→ DATASET RECORDS:
= = = = = = =

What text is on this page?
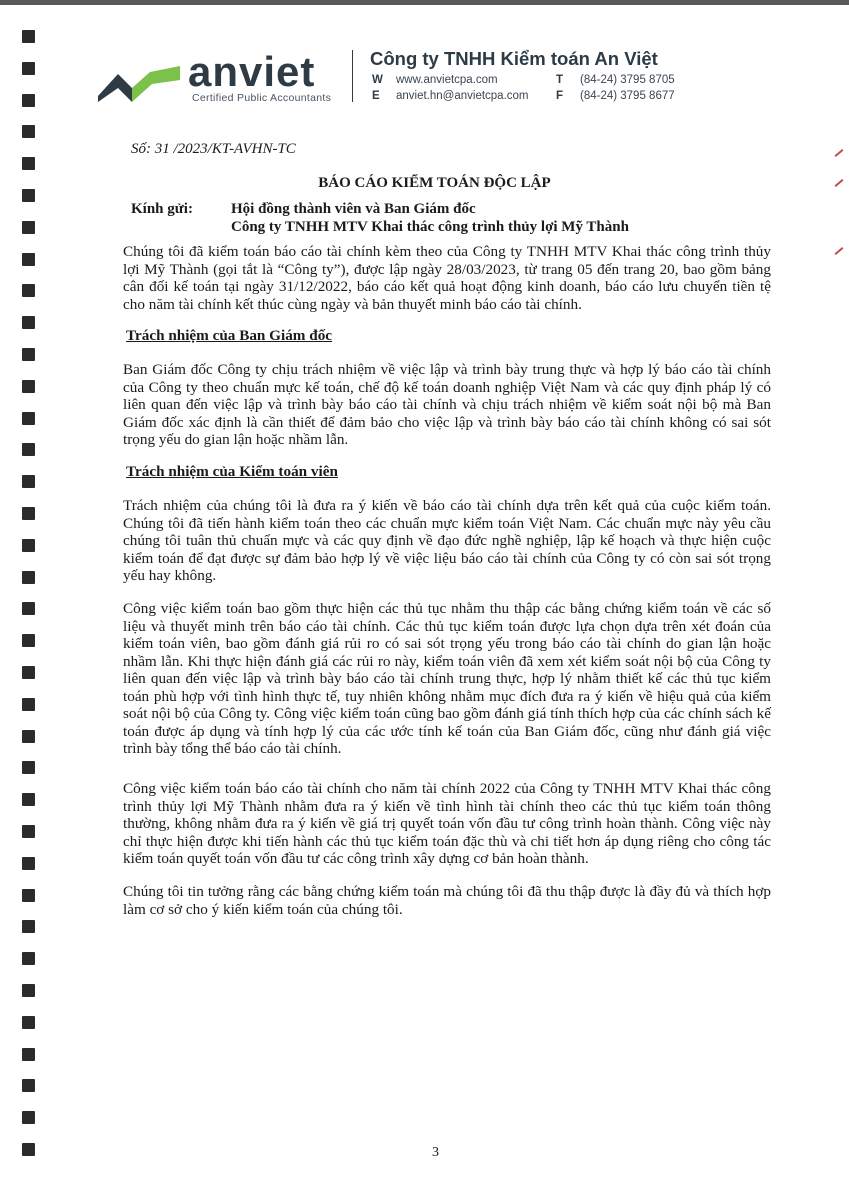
anviet
Certified Public Accountants
Công ty TNHH Kiểm toán An Việt
W www.anvietcpa.com
E anviet.hn@anvietcpa.com
T (84-24) 3795 8705
F (84-24) 3795 8677
Số: 31 /2023/KT-AVHN-TC
BÁO CÁO KIỂM TOÁN ĐỘC LẬP
Kính gửi:	Hội đồng thành viên và Ban Giám đốc
Công ty TNHH MTV Khai thác công trình thủy lợi Mỹ Thành
Chúng tôi đã kiểm toán báo cáo tài chính kèm theo của Công ty TNHH MTV Khai thác công trình thủy lợi Mỹ Thành (gọi tắt là “Công ty”), được lập ngày 28/03/2023, từ trang 05 đến trang 20, bao gồm bảng cân đối kế toán tại ngày 31/12/2022, báo cáo kết quả hoạt động kinh doanh, báo cáo lưu chuyển tiền tệ cho năm tài chính kết thúc cùng ngày và bản thuyết minh báo cáo tài chính.
Trách nhiệm của Ban Giám đốc
Ban Giám đốc Công ty chịu trách nhiệm về việc lập và trình bày trung thực và hợp lý báo cáo tài chính của Công ty theo chuẩn mực kế toán, chế độ kế toán doanh nghiệp Việt Nam và các quy định pháp lý có liên quan đến việc lập và trình bày báo cáo tài chính và chịu trách nhiệm về kiểm soát nội bộ mà Ban Giám đốc xác định là cần thiết để đảm bảo cho việc lập và trình bày báo cáo tài chính không có sai sót trọng yếu do gian lận hoặc nhầm lẫn.
Trách nhiệm của Kiểm toán viên
Trách nhiệm của chúng tôi là đưa ra ý kiến về báo cáo tài chính dựa trên kết quả của cuộc kiểm toán. Chúng tôi đã tiến hành kiểm toán theo các chuẩn mực kiểm toán Việt Nam. Các chuẩn mực này yêu cầu chúng tôi tuân thủ chuẩn mực và các quy định về đạo đức nghề nghiệp, lập kế hoạch và thực hiện cuộc kiểm toán để đạt được sự đảm bảo hợp lý về việc liệu báo cáo tài chính của Công ty có còn sai sót trọng yếu hay không.
Công việc kiểm toán bao gồm thực hiện các thủ tục nhằm thu thập các bằng chứng kiểm toán về các số liệu và thuyết minh trên báo cáo tài chính. Các thủ tục kiểm toán được lựa chọn dựa trên xét đoán của kiểm toán viên, bao gồm đánh giá rủi ro có sai sót trọng yếu trong báo cáo tài chính do gian lận hoặc nhầm lẫn. Khi thực hiện đánh giá các rủi ro này, kiểm toán viên đã xem xét kiểm soát nội bộ của Công ty liên quan đến việc lập và trình bày báo cáo tài chính trung thực, hợp lý nhằm thiết kế các thủ tục kiểm toán phù hợp với tình hình thực tế, tuy nhiên không nhằm mục đích đưa ra ý kiến về hiệu quả của kiểm soát nội bộ của Công ty. Công việc kiểm toán cũng bao gồm đánh giá tính thích hợp của các chính sách kế toán được áp dụng và tính hợp lý của các ước tính kế toán của Ban Giám đốc, cũng như đánh giá việc trình bày tổng thể báo cáo tài chính.
Công việc kiểm toán báo cáo tài chính cho năm tài chính 2022 của Công ty TNHH MTV Khai thác công trình thủy lợi Mỹ Thành nhằm đưa ra ý kiến về tình hình tài chính theo các thủ tục kiểm toán thông thường, không nhằm đưa ra ý kiến về giá trị quyết toán vốn đầu tư công trình hoàn thành. Công việc này chỉ thực hiện được khi tiến hành các thủ tục kiểm toán đặc thù và chi tiết hơn áp dụng riêng cho công tác kiểm toán quyết toán vốn đầu tư các công trình xây dựng cơ bản hoàn thành.
Chúng tôi tin tưởng rằng các bằng chứng kiểm toán mà chúng tôi đã thu thập được là đầy đủ và thích hợp làm cơ sở cho ý kiến kiểm toán của chúng tôi.
3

= = = = = = =

→ EXERCISE:
Pictures are not part of the copy; reproduce everything else in the records exactly.

→ TASK OUTPUT:
What text is on this page?
anviet
Certified Public Accountants
Công ty TNHH Kiểm toán An Việt
W www.anvietcpa.com
E anviet.hn@anvietcpa.com
T (84-24) 3795 8705
F (84-24) 3795 8677
Số: 31 /2023/KT-AVHN-TC
BÁO CÁO KIỂM TOÁN ĐỘC LẬP
Kính gửi:	Hội đồng thành viên và Ban Giám đốc
Công ty TNHH MTV Khai thác công trình thủy lợi Mỹ Thành
Chúng tôi đã kiểm toán báo cáo tài chính kèm theo của Công ty TNHH MTV Khai thác công trình thủy lợi Mỹ Thành (gọi tắt là “Công ty”), được lập ngày 28/03/2023, từ trang 05 đến trang 20, bao gồm bảng cân đối kế toán tại ngày 31/12/2022, báo cáo kết quả hoạt động kinh doanh, báo cáo lưu chuyển tiền tệ cho năm tài chính kết thúc cùng ngày và bản thuyết minh báo cáo tài chính.
Trách nhiệm của Ban Giám đốc
Ban Giám đốc Công ty chịu trách nhiệm về việc lập và trình bày trung thực và hợp lý báo cáo tài chính của Công ty theo chuẩn mực kế toán, chế độ kế toán doanh nghiệp Việt Nam và các quy định pháp lý có liên quan đến việc lập và trình bày báo cáo tài chính và chịu trách nhiệm về kiểm soát nội bộ mà Ban Giám đốc xác định là cần thiết để đảm bảo cho việc lập và trình bày báo cáo tài chính không có sai sót trọng yếu do gian lận hoặc nhầm lẫn.
Trách nhiệm của Kiểm toán viên
Trách nhiệm của chúng tôi là đưa ra ý kiến về báo cáo tài chính dựa trên kết quả của cuộc kiểm toán. Chúng tôi đã tiến hành kiểm toán theo các chuẩn mực kiểm toán Việt Nam. Các chuẩn mực này yêu cầu chúng tôi tuân thủ chuẩn mực và các quy định về đạo đức nghề nghiệp, lập kế hoạch và thực hiện cuộc kiểm toán để đạt được sự đảm bảo hợp lý về việc liệu báo cáo tài chính của Công ty có còn sai sót trọng yếu hay không.
Công việc kiểm toán bao gồm thực hiện các thủ tục nhằm thu thập các bằng chứng kiểm toán về các số liệu và thuyết minh trên báo cáo tài chính. Các thủ tục kiểm toán được lựa chọn dựa trên xét đoán của kiểm toán viên, bao gồm đánh giá rủi ro có sai sót trọng yếu trong báo cáo tài chính do gian lận hoặc nhầm lẫn. Khi thực hiện đánh giá các rủi ro này, kiểm toán viên đã xem xét kiểm soát nội bộ của Công ty liên quan đến việc lập và trình bày báo cáo tài chính trung thực, hợp lý nhằm thiết kế các thủ tục kiểm toán phù hợp với tình hình thực tế, tuy nhiên không nhằm mục đích đưa ra ý kiến về hiệu quả của kiểm soát nội bộ của Công ty. Công việc kiểm toán cũng bao gồm đánh giá tính thích hợp của các chính sách kế toán được áp dụng và tính hợp lý của các ước tính kế toán của Ban Giám đốc, cũng như đánh giá việc trình bày tổng thể báo cáo tài chính.
Công việc kiểm toán báo cáo tài chính cho năm tài chính 2022 của Công ty TNHH MTV Khai thác công trình thủy lợi Mỹ Thành nhằm đưa ra ý kiến về tình hình tài chính theo các thủ tục kiểm toán thông thường, không nhằm đưa ra ý kiến về giá trị quyết toán vốn đầu tư công trình hoàn thành. Công việc này chỉ thực hiện được khi tiến hành các thủ tục kiểm toán đặc thù và chi tiết hơn áp dụng riêng cho công tác kiểm toán quyết toán vốn đầu tư các công trình xây dựng cơ bản hoàn thành.
Chúng tôi tin tưởng rằng các bằng chứng kiểm toán mà chúng tôi đã thu thập được là đầy đủ và thích hợp làm cơ sở cho ý kiến kiểm toán của chúng tôi.
3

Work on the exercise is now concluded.